EXCERPTED DATA start

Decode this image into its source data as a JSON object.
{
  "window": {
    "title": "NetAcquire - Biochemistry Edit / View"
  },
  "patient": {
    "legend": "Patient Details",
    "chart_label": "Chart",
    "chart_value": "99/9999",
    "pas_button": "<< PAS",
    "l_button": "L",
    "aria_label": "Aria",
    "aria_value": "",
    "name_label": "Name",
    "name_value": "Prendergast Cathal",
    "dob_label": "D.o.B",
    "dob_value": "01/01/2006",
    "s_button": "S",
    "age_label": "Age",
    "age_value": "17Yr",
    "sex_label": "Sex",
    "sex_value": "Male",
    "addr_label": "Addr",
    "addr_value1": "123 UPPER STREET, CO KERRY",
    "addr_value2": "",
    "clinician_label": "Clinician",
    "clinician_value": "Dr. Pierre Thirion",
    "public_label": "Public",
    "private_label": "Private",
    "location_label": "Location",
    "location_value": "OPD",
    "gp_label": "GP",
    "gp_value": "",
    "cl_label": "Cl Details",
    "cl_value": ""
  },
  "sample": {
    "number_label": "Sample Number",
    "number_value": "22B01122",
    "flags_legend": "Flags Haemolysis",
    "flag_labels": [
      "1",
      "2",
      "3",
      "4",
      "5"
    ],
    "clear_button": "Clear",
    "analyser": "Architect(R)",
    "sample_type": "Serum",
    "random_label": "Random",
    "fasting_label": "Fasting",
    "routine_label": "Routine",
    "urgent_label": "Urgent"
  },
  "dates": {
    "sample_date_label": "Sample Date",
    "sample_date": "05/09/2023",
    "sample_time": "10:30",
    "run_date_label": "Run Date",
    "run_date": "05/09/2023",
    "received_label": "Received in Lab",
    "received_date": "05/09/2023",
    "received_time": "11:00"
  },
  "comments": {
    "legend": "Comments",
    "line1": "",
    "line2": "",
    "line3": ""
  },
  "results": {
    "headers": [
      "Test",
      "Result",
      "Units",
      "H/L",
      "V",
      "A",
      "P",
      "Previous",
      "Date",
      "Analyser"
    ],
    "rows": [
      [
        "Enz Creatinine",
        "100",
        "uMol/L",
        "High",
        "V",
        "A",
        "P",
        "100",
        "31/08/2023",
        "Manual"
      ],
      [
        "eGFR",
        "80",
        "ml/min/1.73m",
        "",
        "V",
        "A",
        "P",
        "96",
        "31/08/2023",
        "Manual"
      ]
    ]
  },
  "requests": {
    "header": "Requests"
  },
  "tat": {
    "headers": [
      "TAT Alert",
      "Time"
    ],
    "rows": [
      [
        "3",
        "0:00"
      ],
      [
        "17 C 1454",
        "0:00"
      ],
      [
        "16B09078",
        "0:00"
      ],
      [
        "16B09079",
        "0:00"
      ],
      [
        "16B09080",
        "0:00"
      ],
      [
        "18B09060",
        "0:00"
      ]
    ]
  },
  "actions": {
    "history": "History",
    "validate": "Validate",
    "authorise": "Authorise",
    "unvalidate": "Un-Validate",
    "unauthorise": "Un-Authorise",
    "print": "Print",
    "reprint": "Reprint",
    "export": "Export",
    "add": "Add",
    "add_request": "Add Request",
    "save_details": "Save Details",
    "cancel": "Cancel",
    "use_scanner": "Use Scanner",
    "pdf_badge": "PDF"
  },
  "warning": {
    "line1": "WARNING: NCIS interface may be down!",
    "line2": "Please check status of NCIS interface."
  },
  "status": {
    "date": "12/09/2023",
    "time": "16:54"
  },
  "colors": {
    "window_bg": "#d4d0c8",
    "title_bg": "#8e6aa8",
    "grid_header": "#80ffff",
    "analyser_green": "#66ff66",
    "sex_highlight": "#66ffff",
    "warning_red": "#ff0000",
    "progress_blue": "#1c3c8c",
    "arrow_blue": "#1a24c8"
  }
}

EXCERPTED DATA end

== WHAT TO PRODUCE ==
Your task is to print the whole listing again exactly.

== ANSWER FOR THIS EXERCISE ==
Decode this image into its source data as a JSON object.
{
  "window": {
    "title": "NetAcquire - Biochemistry Edit / View"
  },
  "patient": {
    "legend": "Patient Details",
    "chart_label": "Chart",
    "chart_value": "99/9999",
    "pas_button": "<< PAS",
    "l_button": "L",
    "aria_label": "Aria",
    "aria_value": "",
    "name_label": "Name",
    "name_value": "Prendergast Cathal",
    "dob_label": "D.o.B",
    "dob_value": "01/01/2006",
    "s_button": "S",
    "age_label": "Age",
    "age_value": "17Yr",
    "sex_label": "Sex",
    "sex_value": "Male",
    "addr_label": "Addr",
    "addr_value1": "123 UPPER STREET, CO KERRY",
    "addr_value2": "",
    "clinician_label": "Clinician",
    "clinician_value": "Dr. Pierre Thirion",
    "public_label": "Public",
    "private_label": "Private",
    "location_label": "Location",
    "location_value": "OPD",
    "gp_label": "GP",
    "gp_value": "",
    "cl_label": "Cl Details",
    "cl_value": ""
  },
  "sample": {
    "number_label": "Sample Number",
    "number_value": "22B01122",
    "flags_legend": "Flags Haemolysis",
    "flag_labels": [
      "1",
      "2",
      "3",
      "4",
      "5"
    ],
    "clear_button": "Clear",
    "analyser": "Architect(R)",
    "sample_type": "Serum",
    "random_label": "Random",
    "fasting_label": "Fasting",
    "routine_label": "Routine",
    "urgent_label": "Urgent"
  },
  "dates": {
    "sample_date_label": "Sample Date",
    "sample_date": "05/09/2023",
    "sample_time": "10:30",
    "run_date_label": "Run Date",
    "run_date": "05/09/2023",
    "received_label": "Received in Lab",
    "received_date": "05/09/2023",
    "received_time": "11:00"
  },
  "comments": {
    "legend": "Comments",
    "line1": "",
    "line2": "",
    "line3": ""
  },
  "results": {
    "headers": [
      "Test",
      "Result",
      "Units",
      "H/L",
      "V",
      "A",
      "P",
      "Previous",
      "Date",
      "Analyser"
    ],
    "rows": [
      [
        "Enz Creatinine",
        "100",
        "uMol/L",
        "High",
        "V",
        "A",
        "P",
        "100",
        "31/08/2023",
        "Manual"
      ],
      [
        "eGFR",
        "80",
        "ml/min/1.73m",
        "",
        "V",
        "A",
        "P",
        "96",
        "31/08/2023",
        "Manual"
      ]
    ]
  },
  "requests": {
    "header": "Requests"
  },
  "tat": {
    "headers": [
      "TAT Alert",
      "Time"
    ],
    "rows": [
      [
        "3",
        "0:00"
      ],
      [
        "17 C 1454",
        "0:00"
      ],
      [
        "16B09078",
        "0:00"
      ],
      [
        "16B09079",
        "0:00"
      ],
      [
        "16B09080",
        "0:00"
      ],
      [
        "18B09060",
        "0:00"
      ]
    ]
  },
  "actions": {
    "history": "History",
    "validate": "Validate",
    "authorise": "Authorise",
    "unvalidate": "Un-Validate",
    "unauthorise": "Un-Authorise",
    "print": "Print",
    "reprint": "Reprint",
    "export": "Export",
    "add": "Add",
    "add_request": "Add Request",
    "save_details": "Save Details",
    "cancel": "Cancel",
    "use_scanner": "Use Scanner",
    "pdf_badge": "PDF"
  },
  "warning": {
    "line1": "WARNING: NCIS interface may be down!",
    "line2": "Please check status of NCIS interface."
  },
  "status": {
    "date": "12/09/2023",
    "time": "16:54"
  },
  "colors": {
    "window_bg": "#d4d0c8",
    "title_bg": "#8e6aa8",
    "grid_header": "#80ffff",
    "analyser_green": "#66ff66",
    "sex_highlight": "#66ffff",
    "warning_red": "#ff0000",
    "progress_blue": "#1c3c8c",
    "arrow_blue": "#1a24c8"
  }
}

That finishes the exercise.